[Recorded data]
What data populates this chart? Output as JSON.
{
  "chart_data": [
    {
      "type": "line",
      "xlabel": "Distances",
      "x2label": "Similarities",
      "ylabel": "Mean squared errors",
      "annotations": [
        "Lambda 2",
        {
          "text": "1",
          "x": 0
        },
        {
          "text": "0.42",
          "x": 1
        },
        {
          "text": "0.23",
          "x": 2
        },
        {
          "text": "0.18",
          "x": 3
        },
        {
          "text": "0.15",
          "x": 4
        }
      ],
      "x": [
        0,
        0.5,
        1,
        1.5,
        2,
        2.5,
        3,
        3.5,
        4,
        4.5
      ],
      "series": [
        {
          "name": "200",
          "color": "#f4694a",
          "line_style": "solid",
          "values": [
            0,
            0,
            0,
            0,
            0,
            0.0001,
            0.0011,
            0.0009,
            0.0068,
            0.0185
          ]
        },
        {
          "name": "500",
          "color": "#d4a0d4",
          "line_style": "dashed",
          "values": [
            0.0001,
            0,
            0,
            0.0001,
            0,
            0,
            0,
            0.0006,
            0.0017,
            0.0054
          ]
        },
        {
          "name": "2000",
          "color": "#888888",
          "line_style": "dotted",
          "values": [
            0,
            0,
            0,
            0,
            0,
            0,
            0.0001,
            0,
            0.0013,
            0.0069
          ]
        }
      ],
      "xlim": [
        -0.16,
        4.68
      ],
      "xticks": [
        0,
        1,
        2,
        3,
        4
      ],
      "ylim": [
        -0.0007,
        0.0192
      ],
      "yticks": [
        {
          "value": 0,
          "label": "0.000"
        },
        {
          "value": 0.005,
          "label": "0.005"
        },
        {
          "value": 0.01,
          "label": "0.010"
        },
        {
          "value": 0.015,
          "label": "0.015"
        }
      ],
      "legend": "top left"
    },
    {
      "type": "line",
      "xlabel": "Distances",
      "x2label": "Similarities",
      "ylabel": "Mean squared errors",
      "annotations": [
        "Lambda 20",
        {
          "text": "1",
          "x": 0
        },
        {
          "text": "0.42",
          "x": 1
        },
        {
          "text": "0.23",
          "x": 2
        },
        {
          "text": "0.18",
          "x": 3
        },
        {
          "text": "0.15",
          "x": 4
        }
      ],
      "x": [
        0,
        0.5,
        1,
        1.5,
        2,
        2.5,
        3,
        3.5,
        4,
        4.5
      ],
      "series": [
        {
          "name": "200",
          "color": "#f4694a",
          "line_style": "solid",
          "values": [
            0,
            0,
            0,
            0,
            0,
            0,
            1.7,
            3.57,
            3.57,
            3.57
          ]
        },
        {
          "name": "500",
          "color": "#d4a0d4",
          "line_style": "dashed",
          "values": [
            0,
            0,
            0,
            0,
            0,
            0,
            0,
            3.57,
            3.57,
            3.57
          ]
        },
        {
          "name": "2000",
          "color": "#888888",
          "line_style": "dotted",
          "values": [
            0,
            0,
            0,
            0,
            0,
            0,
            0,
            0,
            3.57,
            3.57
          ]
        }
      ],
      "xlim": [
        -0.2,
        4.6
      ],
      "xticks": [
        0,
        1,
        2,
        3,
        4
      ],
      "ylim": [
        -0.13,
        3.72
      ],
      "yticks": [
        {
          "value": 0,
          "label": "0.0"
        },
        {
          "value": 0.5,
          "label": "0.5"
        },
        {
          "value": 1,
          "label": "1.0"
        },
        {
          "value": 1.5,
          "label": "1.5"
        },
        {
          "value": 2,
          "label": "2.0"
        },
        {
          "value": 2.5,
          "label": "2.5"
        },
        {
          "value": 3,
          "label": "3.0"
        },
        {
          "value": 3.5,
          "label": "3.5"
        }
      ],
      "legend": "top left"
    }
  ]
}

Task brief: Repeat the entries exactly, all of them.

Response to the exercise:
What data populates this chart? Output as JSON.
{
  "chart_data": [
    {
      "type": "line",
      "xlabel": "Distances",
      "x2label": "Similarities",
      "ylabel": "Mean squared errors",
      "annotations": [
        "Lambda 2",
        {
          "text": "1",
          "x": 0
        },
        {
          "text": "0.42",
          "x": 1
        },
        {
          "text": "0.23",
          "x": 2
        },
        {
          "text": "0.18",
          "x": 3
        },
        {
          "text": "0.15",
          "x": 4
        }
      ],
      "x": [
        0,
        0.5,
        1,
        1.5,
        2,
        2.5,
        3,
        3.5,
        4,
        4.5
      ],
      "series": [
        {
          "name": "200",
          "color": "#f4694a",
          "line_style": "solid",
          "values": [
            0,
            0,
            0,
            0,
            0,
            0.0001,
            0.0011,
            0.0009,
            0.0068,
            0.0185
          ]
        },
        {
          "name": "500",
          "color": "#d4a0d4",
          "line_style": "dashed",
          "values": [
            0.0001,
            0,
            0,
            0.0001,
            0,
            0,
            0,
            0.0006,
            0.0017,
            0.0054
          ]
        },
        {
          "name": "2000",
          "color": "#888888",
          "line_style": "dotted",
          "values": [
            0,
            0,
            0,
            0,
            0,
            0,
            0.0001,
            0,
            0.0013,
            0.0069
          ]
        }
      ],
      "xlim": [
        -0.16,
        4.68
      ],
      "xticks": [
        0,
        1,
        2,
        3,
        4
      ],
      "ylim": [
        -0.0007,
        0.0192
      ],
      "yticks": [
        {
          "value": 0,
          "label": "0.000"
        },
        {
          "value": 0.005,
          "label": "0.005"
        },
        {
          "value": 0.01,
          "label": "0.010"
        },
        {
          "value": 0.015,
          "label": "0.015"
        }
      ],
      "legend": "top left"
    },
    {
      "type": "line",
      "xlabel": "Distances",
      "x2label": "Similarities",
      "ylabel": "Mean squared errors",
      "annotations": [
        "Lambda 20",
        {
          "text": "1",
          "x": 0
        },
        {
          "text": "0.42",
          "x": 1
        },
        {
          "text": "0.23",
          "x": 2
        },
        {
          "text": "0.18",
          "x": 3
        },
        {
          "text": "0.15",
          "x": 4
        }
      ],
      "x": [
        0,
        0.5,
        1,
        1.5,
        2,
        2.5,
        3,
        3.5,
        4,
        4.5
      ],
      "series": [
        {
          "name": "200",
          "color": "#f4694a",
          "line_style": "solid",
          "values": [
            0,
            0,
            0,
            0,
            0,
            0,
            1.7,
            3.57,
            3.57,
            3.57
          ]
        },
        {
          "name": "500",
          "color": "#d4a0d4",
          "line_style": "dashed",
          "values": [
            0,
            0,
            0,
            0,
            0,
            0,
            0,
            3.57,
            3.57,
            3.57
          ]
        },
        {
          "name": "2000",
          "color": "#888888",
          "line_style": "dotted",
          "values": [
            0,
            0,
            0,
            0,
            0,
            0,
            0,
            0,
            3.57,
            3.57
          ]
        }
      ],
      "xlim": [
        -0.2,
        4.6
      ],
      "xticks": [
        0,
        1,
        2,
        3,
        4
      ],
      "ylim": [
        -0.13,
        3.72
      ],
      "yticks": [
        {
          "value": 0,
          "label": "0.0"
        },
        {
          "value": 0.5,
          "label": "0.5"
        },
        {
          "value": 1,
          "label": "1.0"
        },
        {
          "value": 1.5,
          "label": "1.5"
        },
        {
          "value": 2,
          "label": "2.0"
        },
        {
          "value": 2.5,
          "label": "2.5"
        },
        {
          "value": 3,
          "label": "3.0"
        },
        {
          "value": 3.5,
          "label": "3.5"
        }
      ],
      "legend": "top left"
    }
  ]
}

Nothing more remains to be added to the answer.